[Collected data entries]
>>>>>

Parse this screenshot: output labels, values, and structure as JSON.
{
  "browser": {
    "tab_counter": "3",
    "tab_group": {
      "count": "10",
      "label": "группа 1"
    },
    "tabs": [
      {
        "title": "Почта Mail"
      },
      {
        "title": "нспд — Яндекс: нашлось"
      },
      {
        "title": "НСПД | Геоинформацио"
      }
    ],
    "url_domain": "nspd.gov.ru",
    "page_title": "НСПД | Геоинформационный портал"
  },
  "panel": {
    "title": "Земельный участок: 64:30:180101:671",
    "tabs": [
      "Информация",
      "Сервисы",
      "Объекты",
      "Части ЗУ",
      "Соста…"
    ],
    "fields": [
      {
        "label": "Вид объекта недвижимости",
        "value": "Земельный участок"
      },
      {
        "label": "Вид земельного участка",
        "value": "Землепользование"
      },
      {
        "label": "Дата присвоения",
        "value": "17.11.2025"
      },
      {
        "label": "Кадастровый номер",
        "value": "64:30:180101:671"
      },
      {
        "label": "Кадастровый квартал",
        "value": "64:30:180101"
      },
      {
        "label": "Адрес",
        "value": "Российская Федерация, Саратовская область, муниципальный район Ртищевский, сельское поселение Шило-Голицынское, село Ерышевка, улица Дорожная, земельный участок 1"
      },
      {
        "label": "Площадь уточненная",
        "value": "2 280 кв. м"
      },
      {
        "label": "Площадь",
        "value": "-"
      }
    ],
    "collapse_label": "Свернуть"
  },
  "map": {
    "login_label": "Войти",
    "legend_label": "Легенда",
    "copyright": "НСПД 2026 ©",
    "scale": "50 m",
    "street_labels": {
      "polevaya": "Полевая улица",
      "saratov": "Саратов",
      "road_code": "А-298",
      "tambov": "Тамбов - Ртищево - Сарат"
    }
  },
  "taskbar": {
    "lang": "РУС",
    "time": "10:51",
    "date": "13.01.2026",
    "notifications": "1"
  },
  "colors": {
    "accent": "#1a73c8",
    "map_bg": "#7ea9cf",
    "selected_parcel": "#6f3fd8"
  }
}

<<<<<

**Set problem**
State how many lines of the data include the word "участок", with nothing else.

**Result for this exercise**
3